Stored data entries:
------------------------

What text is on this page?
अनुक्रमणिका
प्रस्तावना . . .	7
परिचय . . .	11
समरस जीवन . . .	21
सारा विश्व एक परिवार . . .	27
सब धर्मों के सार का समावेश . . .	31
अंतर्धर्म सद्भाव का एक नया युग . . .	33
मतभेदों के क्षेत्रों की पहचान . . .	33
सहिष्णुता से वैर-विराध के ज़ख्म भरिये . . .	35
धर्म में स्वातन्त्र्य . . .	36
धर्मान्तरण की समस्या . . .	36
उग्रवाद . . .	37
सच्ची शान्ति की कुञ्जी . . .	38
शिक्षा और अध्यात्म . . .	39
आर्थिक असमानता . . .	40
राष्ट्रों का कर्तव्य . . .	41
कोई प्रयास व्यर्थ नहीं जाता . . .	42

------------------------

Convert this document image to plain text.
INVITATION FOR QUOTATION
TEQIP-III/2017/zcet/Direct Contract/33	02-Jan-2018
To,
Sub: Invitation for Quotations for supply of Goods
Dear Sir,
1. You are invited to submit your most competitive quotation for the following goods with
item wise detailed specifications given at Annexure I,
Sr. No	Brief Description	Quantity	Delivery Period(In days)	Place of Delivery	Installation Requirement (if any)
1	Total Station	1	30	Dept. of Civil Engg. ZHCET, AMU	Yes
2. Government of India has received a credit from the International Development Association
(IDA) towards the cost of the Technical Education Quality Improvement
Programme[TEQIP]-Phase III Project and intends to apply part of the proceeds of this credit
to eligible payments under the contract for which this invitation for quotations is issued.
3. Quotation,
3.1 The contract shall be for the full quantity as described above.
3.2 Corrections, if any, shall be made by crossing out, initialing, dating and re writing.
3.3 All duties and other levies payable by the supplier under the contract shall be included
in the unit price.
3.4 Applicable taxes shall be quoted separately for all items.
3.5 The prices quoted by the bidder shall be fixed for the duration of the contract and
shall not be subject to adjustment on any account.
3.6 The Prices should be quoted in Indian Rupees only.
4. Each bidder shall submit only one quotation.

------------------------

**THE REQUEST**
Check the data for the word "only" and pull out the lines that have it.

**WRITTEN RESPONSE**
3.6 The Prices should be quoted in Indian Rupees only.
4. Each bidder shall submit only one quotation.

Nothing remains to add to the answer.